Data to use
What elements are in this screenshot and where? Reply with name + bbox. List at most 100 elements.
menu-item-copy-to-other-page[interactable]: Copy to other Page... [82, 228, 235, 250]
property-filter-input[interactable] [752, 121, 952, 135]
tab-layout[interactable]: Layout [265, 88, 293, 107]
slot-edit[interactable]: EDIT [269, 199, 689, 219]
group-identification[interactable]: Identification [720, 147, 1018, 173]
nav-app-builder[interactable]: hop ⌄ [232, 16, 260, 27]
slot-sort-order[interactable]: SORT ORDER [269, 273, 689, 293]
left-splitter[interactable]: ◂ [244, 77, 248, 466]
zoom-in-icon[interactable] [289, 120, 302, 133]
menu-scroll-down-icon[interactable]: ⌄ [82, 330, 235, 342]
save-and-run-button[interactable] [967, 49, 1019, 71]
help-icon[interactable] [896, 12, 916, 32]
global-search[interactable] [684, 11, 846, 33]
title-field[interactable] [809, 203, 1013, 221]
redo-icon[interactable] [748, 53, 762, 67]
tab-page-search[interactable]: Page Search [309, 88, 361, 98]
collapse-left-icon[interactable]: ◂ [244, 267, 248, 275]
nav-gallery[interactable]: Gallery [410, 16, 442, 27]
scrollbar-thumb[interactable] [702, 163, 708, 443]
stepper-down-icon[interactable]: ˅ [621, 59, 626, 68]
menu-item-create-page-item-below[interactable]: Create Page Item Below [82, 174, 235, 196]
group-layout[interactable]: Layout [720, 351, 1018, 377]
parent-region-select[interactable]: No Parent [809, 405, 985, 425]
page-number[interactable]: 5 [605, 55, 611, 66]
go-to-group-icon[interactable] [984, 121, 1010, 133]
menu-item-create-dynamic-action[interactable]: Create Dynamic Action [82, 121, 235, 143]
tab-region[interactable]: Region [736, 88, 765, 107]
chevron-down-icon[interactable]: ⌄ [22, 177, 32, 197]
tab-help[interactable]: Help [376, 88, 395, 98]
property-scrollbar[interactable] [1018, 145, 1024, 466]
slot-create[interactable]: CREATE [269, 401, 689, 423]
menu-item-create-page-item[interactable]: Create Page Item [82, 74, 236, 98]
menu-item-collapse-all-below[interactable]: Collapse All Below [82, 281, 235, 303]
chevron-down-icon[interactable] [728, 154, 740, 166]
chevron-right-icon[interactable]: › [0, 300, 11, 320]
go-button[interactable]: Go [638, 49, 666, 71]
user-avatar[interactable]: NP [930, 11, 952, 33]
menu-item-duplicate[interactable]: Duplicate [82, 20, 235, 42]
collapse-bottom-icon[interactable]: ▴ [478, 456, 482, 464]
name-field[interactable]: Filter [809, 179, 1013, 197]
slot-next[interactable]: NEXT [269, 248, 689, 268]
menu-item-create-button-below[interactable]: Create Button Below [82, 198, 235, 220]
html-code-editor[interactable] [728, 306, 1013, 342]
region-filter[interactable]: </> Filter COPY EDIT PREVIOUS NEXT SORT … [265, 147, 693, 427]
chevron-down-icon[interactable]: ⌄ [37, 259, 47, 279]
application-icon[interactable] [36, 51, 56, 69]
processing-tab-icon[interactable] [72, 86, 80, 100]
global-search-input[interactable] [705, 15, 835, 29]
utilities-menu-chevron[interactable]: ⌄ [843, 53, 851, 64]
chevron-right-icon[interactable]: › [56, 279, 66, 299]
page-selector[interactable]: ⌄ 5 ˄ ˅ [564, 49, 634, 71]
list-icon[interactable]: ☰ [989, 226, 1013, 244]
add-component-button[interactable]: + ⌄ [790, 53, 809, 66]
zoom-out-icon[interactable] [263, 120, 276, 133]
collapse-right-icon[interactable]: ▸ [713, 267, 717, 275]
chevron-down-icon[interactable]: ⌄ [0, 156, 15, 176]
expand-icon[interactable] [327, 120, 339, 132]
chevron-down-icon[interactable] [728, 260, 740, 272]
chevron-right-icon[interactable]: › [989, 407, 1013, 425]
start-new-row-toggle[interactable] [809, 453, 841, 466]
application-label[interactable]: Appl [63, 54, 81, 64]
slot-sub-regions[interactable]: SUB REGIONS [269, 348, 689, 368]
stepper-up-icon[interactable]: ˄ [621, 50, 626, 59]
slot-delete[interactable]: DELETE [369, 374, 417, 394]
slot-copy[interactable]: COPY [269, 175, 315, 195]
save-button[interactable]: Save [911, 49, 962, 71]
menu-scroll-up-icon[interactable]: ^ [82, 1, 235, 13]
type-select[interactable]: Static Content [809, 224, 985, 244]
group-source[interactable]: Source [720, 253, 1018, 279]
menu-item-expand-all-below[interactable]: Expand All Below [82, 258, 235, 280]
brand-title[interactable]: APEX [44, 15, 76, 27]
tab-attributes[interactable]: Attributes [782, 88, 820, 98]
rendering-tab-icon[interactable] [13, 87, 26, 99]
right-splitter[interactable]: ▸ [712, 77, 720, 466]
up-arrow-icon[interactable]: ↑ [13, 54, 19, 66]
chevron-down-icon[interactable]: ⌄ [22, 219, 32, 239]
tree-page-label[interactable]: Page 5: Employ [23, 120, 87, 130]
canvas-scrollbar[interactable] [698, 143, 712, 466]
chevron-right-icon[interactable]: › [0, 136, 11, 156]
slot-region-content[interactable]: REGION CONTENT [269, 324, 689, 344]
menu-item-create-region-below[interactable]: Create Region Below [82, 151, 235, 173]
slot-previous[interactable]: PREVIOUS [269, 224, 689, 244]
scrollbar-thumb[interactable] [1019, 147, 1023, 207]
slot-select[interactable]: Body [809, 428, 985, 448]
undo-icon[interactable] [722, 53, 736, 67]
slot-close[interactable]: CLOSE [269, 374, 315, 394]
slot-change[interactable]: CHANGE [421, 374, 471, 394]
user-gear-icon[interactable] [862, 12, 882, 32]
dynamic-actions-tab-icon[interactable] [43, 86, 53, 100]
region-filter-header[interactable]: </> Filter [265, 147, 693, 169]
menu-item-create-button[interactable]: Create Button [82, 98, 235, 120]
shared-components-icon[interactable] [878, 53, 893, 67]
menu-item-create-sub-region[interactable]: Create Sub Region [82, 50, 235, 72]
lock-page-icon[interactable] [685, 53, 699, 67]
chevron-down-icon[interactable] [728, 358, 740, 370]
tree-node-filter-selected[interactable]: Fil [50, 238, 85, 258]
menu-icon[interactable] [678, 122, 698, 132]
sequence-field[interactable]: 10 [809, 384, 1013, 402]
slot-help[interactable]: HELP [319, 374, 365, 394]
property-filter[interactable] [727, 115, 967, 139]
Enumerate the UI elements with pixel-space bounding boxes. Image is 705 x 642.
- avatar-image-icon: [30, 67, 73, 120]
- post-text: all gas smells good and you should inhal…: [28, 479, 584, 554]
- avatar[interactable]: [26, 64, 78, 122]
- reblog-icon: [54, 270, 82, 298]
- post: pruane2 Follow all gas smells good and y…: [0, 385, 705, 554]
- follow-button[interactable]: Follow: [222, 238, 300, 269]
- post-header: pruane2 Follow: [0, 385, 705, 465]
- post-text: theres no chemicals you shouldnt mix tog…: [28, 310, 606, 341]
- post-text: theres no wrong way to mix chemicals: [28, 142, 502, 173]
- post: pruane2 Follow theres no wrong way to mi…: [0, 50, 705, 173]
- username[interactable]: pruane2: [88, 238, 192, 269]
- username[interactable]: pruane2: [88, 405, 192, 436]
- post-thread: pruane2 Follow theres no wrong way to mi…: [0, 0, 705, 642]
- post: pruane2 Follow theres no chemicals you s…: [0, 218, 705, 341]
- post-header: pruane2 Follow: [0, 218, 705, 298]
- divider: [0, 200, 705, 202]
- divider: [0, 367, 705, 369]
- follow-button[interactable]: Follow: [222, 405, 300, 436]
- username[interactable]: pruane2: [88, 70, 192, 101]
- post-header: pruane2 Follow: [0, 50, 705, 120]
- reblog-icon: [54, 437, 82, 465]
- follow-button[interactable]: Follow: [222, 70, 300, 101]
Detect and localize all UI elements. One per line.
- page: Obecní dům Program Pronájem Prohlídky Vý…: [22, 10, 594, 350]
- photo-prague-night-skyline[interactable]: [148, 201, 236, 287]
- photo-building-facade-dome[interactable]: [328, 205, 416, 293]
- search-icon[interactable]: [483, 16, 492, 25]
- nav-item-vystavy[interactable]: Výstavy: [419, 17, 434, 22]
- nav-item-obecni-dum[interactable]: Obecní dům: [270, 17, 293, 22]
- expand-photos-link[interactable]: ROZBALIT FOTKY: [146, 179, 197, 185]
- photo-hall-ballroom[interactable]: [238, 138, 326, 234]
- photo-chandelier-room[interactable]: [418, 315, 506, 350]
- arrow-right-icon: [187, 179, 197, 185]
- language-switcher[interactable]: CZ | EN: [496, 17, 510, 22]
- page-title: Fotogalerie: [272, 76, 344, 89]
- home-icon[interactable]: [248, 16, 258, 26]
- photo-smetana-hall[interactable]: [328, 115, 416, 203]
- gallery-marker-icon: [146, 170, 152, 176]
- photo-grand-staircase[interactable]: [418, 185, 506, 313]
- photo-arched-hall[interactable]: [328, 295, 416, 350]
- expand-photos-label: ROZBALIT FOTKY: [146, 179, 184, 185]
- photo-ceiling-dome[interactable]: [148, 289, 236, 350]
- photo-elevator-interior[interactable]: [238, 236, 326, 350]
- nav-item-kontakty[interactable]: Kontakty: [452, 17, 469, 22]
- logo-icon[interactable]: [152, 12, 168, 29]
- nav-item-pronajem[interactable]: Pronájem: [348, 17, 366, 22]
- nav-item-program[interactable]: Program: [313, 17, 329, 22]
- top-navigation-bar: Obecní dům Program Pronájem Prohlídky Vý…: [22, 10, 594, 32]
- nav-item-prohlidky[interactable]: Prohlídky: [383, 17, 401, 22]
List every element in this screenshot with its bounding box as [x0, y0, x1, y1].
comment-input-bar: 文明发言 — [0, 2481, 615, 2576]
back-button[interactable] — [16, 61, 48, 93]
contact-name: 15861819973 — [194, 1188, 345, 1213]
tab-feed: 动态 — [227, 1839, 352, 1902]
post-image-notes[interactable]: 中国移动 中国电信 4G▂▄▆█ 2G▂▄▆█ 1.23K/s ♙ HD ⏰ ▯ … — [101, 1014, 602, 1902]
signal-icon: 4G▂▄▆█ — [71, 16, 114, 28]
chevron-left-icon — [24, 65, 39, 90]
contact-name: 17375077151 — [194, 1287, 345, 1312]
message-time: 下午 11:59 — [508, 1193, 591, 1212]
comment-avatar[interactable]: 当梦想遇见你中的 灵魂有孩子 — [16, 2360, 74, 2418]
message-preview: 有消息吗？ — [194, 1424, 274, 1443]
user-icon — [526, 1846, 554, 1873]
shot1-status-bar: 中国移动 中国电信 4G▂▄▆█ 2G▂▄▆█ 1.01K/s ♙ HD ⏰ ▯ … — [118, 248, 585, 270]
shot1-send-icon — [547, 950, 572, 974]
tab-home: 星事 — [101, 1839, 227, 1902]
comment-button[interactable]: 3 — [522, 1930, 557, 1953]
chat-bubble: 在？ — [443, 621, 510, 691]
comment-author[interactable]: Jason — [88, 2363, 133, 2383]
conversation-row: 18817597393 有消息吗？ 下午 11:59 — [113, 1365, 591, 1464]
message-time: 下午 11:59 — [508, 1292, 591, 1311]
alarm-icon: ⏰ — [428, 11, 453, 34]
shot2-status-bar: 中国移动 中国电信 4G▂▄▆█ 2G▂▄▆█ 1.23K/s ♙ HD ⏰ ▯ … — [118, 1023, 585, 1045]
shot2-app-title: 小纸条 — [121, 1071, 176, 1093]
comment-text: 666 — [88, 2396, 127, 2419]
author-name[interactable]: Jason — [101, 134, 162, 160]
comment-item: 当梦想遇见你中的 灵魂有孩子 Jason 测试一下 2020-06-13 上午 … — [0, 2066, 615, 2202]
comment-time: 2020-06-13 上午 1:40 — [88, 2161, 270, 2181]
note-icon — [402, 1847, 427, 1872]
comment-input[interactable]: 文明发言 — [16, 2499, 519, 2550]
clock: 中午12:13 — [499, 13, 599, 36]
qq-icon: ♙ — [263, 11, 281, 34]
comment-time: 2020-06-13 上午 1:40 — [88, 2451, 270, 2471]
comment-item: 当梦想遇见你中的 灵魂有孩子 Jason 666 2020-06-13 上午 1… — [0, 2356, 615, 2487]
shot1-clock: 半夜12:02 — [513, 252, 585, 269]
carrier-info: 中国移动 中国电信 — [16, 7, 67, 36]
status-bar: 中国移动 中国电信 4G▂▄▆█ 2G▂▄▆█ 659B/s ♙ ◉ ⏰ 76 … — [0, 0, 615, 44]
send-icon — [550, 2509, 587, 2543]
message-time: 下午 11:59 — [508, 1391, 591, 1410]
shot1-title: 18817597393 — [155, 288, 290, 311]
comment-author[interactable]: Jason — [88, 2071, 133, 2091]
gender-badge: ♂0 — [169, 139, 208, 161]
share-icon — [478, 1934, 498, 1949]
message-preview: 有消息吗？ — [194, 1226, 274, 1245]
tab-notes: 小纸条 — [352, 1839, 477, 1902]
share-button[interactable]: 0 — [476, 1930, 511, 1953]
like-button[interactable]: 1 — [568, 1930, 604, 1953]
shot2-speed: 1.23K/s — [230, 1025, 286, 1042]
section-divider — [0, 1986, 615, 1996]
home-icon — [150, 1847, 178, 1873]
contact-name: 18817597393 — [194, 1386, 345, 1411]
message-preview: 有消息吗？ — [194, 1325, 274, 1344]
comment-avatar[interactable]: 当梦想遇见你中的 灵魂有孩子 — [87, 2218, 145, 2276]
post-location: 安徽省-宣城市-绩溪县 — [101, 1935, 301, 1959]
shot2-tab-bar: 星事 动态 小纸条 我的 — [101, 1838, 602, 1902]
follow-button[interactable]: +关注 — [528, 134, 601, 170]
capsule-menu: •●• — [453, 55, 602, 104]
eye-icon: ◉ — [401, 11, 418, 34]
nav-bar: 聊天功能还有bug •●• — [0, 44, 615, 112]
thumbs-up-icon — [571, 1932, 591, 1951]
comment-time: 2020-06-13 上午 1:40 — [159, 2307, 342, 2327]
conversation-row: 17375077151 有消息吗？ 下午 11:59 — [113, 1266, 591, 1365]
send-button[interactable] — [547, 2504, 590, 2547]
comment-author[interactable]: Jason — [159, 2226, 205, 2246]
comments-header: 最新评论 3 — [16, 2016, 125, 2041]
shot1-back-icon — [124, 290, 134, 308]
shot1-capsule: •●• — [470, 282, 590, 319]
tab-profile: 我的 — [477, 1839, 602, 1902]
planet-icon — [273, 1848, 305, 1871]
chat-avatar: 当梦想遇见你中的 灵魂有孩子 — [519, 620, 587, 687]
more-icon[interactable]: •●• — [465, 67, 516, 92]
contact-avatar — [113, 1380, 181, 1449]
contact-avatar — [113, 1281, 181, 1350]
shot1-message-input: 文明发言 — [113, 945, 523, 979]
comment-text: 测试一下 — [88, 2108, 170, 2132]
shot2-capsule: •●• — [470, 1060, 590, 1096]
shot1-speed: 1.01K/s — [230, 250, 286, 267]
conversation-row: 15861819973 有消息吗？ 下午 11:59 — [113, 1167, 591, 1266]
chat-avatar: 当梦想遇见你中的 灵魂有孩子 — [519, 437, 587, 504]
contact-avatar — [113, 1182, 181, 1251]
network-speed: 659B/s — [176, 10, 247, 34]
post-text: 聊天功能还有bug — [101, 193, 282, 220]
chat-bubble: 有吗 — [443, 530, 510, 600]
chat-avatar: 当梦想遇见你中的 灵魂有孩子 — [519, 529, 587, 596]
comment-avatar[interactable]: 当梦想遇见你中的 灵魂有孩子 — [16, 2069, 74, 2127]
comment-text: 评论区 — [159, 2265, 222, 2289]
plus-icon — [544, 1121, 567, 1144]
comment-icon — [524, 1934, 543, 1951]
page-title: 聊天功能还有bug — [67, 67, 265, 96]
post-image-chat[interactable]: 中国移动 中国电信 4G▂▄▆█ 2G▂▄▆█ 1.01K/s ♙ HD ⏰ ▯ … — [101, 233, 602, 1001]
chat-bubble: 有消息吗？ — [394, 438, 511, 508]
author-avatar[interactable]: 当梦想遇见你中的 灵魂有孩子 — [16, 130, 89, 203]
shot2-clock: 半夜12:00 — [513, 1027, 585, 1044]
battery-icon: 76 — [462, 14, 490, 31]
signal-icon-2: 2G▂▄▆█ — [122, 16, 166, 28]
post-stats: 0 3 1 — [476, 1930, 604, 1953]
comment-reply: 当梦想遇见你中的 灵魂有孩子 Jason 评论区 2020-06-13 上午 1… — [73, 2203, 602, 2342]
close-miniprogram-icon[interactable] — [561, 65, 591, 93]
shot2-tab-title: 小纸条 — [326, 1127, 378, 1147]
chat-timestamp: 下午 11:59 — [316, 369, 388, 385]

Objective
Extract the lines from the start of the records up to and including the line with "global-search[interactable] [684, 11, 846, 33]", reproducing each one verbatim.

Correct answer
What elements are in this screenshot and where? Reply with name + bbox. List at most 100 elements.
menu-item-copy-to-other-page[interactable]: Copy to other Page... [82, 228, 235, 250]
property-filter-input[interactable] [752, 121, 952, 135]
tab-layout[interactable]: Layout [265, 88, 293, 107]
slot-edit[interactable]: EDIT [269, 199, 689, 219]
group-identification[interactable]: Identification [720, 147, 1018, 173]
nav-app-builder[interactable]: hop ⌄ [232, 16, 260, 27]
slot-sort-order[interactable]: SORT ORDER [269, 273, 689, 293]
left-splitter[interactable]: ◂ [244, 77, 248, 466]
zoom-in-icon[interactable] [289, 120, 302, 133]
menu-scroll-down-icon[interactable]: ⌄ [82, 330, 235, 342]
save-and-run-button[interactable] [967, 49, 1019, 71]
help-icon[interactable] [896, 12, 916, 32]
global-search[interactable] [684, 11, 846, 33]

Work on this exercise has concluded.